### Quoted text ###

Lawsuit by rapper Big Freedia raises the question again: Can dance be copyrighted?
CAN A dance be copyrighted? That question is back in the news.
Big Freedia filed a lawsuit in federal court last week against her former choreographer (and guest on her reality show “Queen of Bounce”) Wilberto Dejarnetti. The New Orleans bounce rapper seeks a declaration that she owns both the choreography and music to certain tracks the two worked on from 2014 to 2017, including “Just Be Free Intro,” “N.O Bounce,” “Explode,” “Shake Session Medley,” “Dangerous,” “Best Beeleevah” and “Drop.”
Bounce is a variety of hiphop formed in New Orleans in the late 1980s that includes call-and-response chants that were influenced by the city’s Mardi Gras Indians. Dances - such as twerking - generally accompanied the songs. For the most part the genre, and these communal dances, remained a hyperlocal phonemenon until the rise of two local record labels: Cash Money Records (featuring artists such as Lil’ Wayne, Juvenile and Manny Fresh) and No Limit Records (featuring Master P and Mystical). Now, artists such as Beyonce and Drake dabble in the genre.
Freedia’s lawsuit, obtained by The Washington Post, contends that Dejarnetti says Freedia owes him US$500 per month “to continue using” certain choreographed dances that he worked on. The suit also states that Dejarnetti claims he helped write several songs, on which he is demanding to be listed as a co-author - a claim Freedia denies. (The Post is attempting to reach Dejarnetti for comment. Freedia’s attorney declined to comment.)
Freedia fired Dejarnetti in 2017 after his “behaviour was frequently erratic, and his temperamental nature caused turmoil and strife,” the lawsuit states.
There are several other conflicts throughout the lawsuit, but what stands out is the choreography. In recent years, a few celebrities have gotten into disputes over ownership of dance routines, such as in 2011, when avant-garde Belgian choreographer Anne Teresa De Keersmaeker accused Beyonce of plagiarising several of her experimental ballets. (The feud never escalated to a lawsuit.)
Choreography was always arguably subject to copyright under the earliest copyright law, which was enacted in 1790 and slowly expanded to cover other areas outside of maps, books and charts. But the 1976 Copyright Act was the first US law expressly to make choreography a copyrightable subject matter.
Before that, as attorney Nicholas Arcomano noted in the New York Times in 1981s’ “the only way a choreographer could obtain protection against unauthorised performances of a dance work was to attempt to register it as a ‘dramatic composition,’” which he called an “unrealistic and narrow approach.”

###

Extend the article on Big Freedia's choreography lawsuit, starting after its last sentence. The data comes from a different source than the text about Big Freedia's lawsuit.

### Excerpted data ###

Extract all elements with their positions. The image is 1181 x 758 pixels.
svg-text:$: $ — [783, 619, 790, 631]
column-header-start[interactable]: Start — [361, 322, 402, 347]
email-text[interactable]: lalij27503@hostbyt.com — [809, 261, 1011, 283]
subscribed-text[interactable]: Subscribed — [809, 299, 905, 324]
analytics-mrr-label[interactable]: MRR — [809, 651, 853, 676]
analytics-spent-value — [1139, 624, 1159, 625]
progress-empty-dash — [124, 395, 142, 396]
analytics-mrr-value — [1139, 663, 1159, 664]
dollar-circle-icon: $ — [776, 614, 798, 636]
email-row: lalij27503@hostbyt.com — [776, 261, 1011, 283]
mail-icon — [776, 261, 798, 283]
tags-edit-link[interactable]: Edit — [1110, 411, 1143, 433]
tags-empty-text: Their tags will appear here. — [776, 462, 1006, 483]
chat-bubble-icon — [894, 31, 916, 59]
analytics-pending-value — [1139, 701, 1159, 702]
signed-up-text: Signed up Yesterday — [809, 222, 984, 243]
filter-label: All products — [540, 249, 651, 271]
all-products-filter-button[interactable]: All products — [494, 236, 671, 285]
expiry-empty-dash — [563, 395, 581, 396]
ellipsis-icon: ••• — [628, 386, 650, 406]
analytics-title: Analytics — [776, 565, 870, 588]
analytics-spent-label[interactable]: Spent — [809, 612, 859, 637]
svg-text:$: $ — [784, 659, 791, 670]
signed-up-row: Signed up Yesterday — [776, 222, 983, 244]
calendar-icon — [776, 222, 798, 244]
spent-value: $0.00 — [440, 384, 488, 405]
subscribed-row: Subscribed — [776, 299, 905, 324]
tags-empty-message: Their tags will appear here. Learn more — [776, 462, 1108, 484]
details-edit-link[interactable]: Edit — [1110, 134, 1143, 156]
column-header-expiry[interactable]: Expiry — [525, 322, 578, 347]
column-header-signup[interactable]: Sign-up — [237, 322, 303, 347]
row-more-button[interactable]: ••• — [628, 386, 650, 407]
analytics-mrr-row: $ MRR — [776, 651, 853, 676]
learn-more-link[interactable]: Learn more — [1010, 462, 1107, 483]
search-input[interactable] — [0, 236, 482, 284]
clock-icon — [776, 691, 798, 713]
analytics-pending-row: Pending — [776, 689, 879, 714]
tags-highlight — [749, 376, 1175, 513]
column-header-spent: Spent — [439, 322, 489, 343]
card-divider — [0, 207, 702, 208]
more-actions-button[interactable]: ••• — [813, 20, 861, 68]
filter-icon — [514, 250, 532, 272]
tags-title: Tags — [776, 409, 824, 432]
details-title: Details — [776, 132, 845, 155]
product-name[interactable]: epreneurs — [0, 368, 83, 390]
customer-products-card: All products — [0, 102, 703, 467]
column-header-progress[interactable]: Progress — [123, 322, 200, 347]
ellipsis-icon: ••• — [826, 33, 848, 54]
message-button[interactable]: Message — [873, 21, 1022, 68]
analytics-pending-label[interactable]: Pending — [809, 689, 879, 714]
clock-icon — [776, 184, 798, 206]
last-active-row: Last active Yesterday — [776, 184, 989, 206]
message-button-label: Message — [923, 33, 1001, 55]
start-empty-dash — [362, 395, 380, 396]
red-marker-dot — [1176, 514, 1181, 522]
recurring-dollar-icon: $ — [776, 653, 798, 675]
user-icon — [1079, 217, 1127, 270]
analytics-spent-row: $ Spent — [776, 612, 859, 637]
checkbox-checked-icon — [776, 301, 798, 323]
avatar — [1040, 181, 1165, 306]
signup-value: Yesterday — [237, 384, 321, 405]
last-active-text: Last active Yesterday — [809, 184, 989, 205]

###

**Task result**
The reason that was so unrealistic was illuminated in 1892, when dancer Loie Fuller sued another dancer for performing her creation, “Serpintine Dance,” which Fuller had performed at Madison Square Theater. The court dismissed the suit, claiming that ‘’a stage dance illustrating the poetry of motion by a series of graceful movements combined with an attractive arrangement of drapery, lights, and shadows, but telling no story, portraying no character and depicting no emotion is not a dramatic composition within the meaning of the Copyright Act.’’
In other words, there was no story.
The Copyright Act of 1909 addressed the issue, but claimed that to be subject to copyright, a dance, such as ballet, had to ‘’tell a story, develop a character or express a theme or emotion by means of specific dance movements and physical actions.’’
Now, thanks to the 1976 act, choreography now follows the same guidelines as most other works subject to copyright. To be eligible, a choreographed artistic routine must fit two basic requirements: “It has not to have been copied from something else. It has to be originated by the author. And second, it needs a modicum of creativity,” said Terry Hart, the vice president of legal policy and copyright counsel for the Copyright Alliance, a nonprofit organisation that defends the copyrights of artists.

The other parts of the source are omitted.